-- Start PROVIDED MATERIAL --

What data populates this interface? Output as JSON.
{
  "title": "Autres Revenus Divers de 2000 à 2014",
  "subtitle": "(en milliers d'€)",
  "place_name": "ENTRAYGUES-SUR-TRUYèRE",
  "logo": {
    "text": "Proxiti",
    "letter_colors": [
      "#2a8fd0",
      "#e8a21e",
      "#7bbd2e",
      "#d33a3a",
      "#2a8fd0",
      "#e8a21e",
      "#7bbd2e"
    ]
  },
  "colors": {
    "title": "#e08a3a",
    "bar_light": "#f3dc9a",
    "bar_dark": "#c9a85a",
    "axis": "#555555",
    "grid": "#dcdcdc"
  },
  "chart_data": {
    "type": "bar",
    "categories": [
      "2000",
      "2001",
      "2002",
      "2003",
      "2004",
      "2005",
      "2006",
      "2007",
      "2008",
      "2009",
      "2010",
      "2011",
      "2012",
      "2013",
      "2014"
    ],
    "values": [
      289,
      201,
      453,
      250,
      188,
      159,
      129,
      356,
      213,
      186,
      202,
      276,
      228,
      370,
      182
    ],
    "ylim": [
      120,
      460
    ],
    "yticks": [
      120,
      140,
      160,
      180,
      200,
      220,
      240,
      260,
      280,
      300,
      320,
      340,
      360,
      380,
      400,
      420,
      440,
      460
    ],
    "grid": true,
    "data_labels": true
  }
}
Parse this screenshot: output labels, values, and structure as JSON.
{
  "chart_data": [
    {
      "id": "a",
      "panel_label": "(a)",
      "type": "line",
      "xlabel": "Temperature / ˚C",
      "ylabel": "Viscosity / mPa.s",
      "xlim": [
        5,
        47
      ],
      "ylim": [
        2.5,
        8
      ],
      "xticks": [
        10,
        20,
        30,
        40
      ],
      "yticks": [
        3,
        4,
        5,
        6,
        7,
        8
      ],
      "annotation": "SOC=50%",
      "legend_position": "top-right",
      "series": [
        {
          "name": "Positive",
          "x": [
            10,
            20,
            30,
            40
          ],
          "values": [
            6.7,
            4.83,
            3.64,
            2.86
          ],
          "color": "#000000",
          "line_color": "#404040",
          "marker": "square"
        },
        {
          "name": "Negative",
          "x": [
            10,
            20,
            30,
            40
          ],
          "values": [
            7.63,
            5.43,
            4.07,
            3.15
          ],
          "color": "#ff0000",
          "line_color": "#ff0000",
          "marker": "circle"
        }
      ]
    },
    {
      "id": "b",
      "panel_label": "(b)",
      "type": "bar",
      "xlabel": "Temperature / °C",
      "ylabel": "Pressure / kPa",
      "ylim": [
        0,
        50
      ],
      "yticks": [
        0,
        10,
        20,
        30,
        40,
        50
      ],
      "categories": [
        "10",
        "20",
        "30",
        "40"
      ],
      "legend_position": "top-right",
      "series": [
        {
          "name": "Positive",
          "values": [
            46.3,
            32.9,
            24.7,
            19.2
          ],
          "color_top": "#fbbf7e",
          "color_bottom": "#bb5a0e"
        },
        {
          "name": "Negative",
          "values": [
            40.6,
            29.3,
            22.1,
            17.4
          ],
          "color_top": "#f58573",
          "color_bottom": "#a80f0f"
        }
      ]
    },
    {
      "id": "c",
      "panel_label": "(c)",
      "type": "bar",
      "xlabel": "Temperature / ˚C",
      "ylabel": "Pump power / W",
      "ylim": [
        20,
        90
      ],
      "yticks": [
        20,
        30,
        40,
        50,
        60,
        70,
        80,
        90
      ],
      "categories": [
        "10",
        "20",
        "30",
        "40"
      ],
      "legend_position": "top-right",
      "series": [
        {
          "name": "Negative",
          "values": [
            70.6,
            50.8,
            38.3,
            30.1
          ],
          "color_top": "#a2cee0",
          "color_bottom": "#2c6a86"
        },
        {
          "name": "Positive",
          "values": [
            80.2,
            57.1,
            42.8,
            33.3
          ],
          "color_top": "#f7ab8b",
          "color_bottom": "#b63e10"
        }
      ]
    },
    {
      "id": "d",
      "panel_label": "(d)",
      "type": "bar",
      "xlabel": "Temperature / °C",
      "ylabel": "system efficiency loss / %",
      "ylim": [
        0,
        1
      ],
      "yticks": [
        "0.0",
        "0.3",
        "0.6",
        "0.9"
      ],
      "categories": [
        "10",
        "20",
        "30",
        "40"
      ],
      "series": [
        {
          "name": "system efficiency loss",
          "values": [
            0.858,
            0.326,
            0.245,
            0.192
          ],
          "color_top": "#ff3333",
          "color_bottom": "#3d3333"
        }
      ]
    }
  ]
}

-- End PROVIDED MATERIAL --

REQUIRED WORK: All of the material must be reproduced exactly.

FINAL ANSWER:
What data populates this interface? Output as JSON.
{
  "title": "Autres Revenus Divers de 2000 à 2014",
  "subtitle": "(en milliers d'€)",
  "place_name": "ENTRAYGUES-SUR-TRUYèRE",
  "logo": {
    "text": "Proxiti",
    "letter_colors": [
      "#2a8fd0",
      "#e8a21e",
      "#7bbd2e",
      "#d33a3a",
      "#2a8fd0",
      "#e8a21e",
      "#7bbd2e"
    ]
  },
  "colors": {
    "title": "#e08a3a",
    "bar_light": "#f3dc9a",
    "bar_dark": "#c9a85a",
    "axis": "#555555",
    "grid": "#dcdcdc"
  },
  "chart_data": {
    "type": "bar",
    "categories": [
      "2000",
      "2001",
      "2002",
      "2003",
      "2004",
      "2005",
      "2006",
      "2007",
      "2008",
      "2009",
      "2010",
      "2011",
      "2012",
      "2013",
      "2014"
    ],
    "values": [
      289,
      201,
      453,
      250,
      188,
      159,
      129,
      356,
      213,
      186,
      202,
      276,
      228,
      370,
      182
    ],
    "ylim": [
      120,
      460
    ],
    "yticks": [
      120,
      140,
      160,
      180,
      200,
      220,
      240,
      260,
      280,
      300,
      320,
      340,
      360,
      380,
      400,
      420,
      440,
      460
    ],
    "grid": true,
    "data_labels": true
  }
}
Parse this screenshot: output labels, values, and structure as JSON.
{
  "chart_data": [
    {
      "id": "a",
      "panel_label": "(a)",
      "type": "line",
      "xlabel": "Temperature / ˚C",
      "ylabel": "Viscosity / mPa.s",
      "xlim": [
        5,
        47
      ],
      "ylim": [
        2.5,
        8
      ],
      "xticks": [
        10,
        20,
        30,
        40
      ],
      "yticks": [
        3,
        4,
        5,
        6,
        7,
        8
      ],
      "annotation": "SOC=50%",
      "legend_position": "top-right",
      "series": [
        {
          "name": "Positive",
          "x": [
            10,
            20,
            30,
            40
          ],
          "values": [
            6.7,
            4.83,
            3.64,
            2.86
          ],
          "color": "#000000",
          "line_color": "#404040",
          "marker": "square"
        },
        {
          "name": "Negative",
          "x": [
            10,
            20,
            30,
            40
          ],
          "values": [
            7.63,
            5.43,
            4.07,
            3.15
          ],
          "color": "#ff0000",
          "line_color": "#ff0000",
          "marker": "circle"
        }
      ]
    },
    {
      "id": "b",
      "panel_label": "(b)",
      "type": "bar",
      "xlabel": "Temperature / °C",
      "ylabel": "Pressure / kPa",
      "ylim": [
        0,
        50
      ],
      "yticks": [
        0,
        10,
        20,
        30,
        40,
        50
      ],
      "categories": [
        "10",
        "20",
        "30",
        "40"
      ],
      "legend_position": "top-right",
      "series": [
        {
          "name": "Positive",
          "values": [
            46.3,
            32.9,
            24.7,
            19.2
          ],
          "color_top": "#fbbf7e",
          "color_bottom": "#bb5a0e"
        },
        {
          "name": "Negative",
          "values": [
            40.6,
            29.3,
            22.1,
            17.4
          ],
          "color_top": "#f58573",
          "color_bottom": "#a80f0f"
        }
      ]
    },
    {
      "id": "c",
      "panel_label": "(c)",
      "type": "bar",
      "xlabel": "Temperature / ˚C",
      "ylabel": "Pump power / W",
      "ylim": [
        20,
        90
      ],
      "yticks": [
        20,
        30,
        40,
        50,
        60,
        70,
        80,
        90
      ],
      "categories": [
        "10",
        "20",
        "30",
        "40"
      ],
      "legend_position": "top-right",
      "series": [
        {
          "name": "Negative",
          "values": [
            70.6,
            50.8,
            38.3,
            30.1
          ],
          "color_top": "#a2cee0",
          "color_bottom": "#2c6a86"
        },
        {
          "name": "Positive",
          "values": [
            80.2,
            57.1,
            42.8,
            33.3
          ],
          "color_top": "#f7ab8b",
          "color_bottom": "#b63e10"
        }
      ]
    },
    {
      "id": "d",
      "panel_label": "(d)",
      "type": "bar",
      "xlabel": "Temperature / °C",
      "ylabel": "system efficiency loss / %",
      "ylim": [
        0,
        1
      ],
      "yticks": [
        "0.0",
        "0.3",
        "0.6",
        "0.9"
      ],
      "categories": [
        "10",
        "20",
        "30",
        "40"
      ],
      "series": [
        {
          "name": "system efficiency loss",
          "values": [
            0.858,
            0.326,
            0.245,
            0.192
          ],
          "color_top": "#ff3333",
          "color_bottom": "#3d3333"
        }
      ]
    }
  ]
}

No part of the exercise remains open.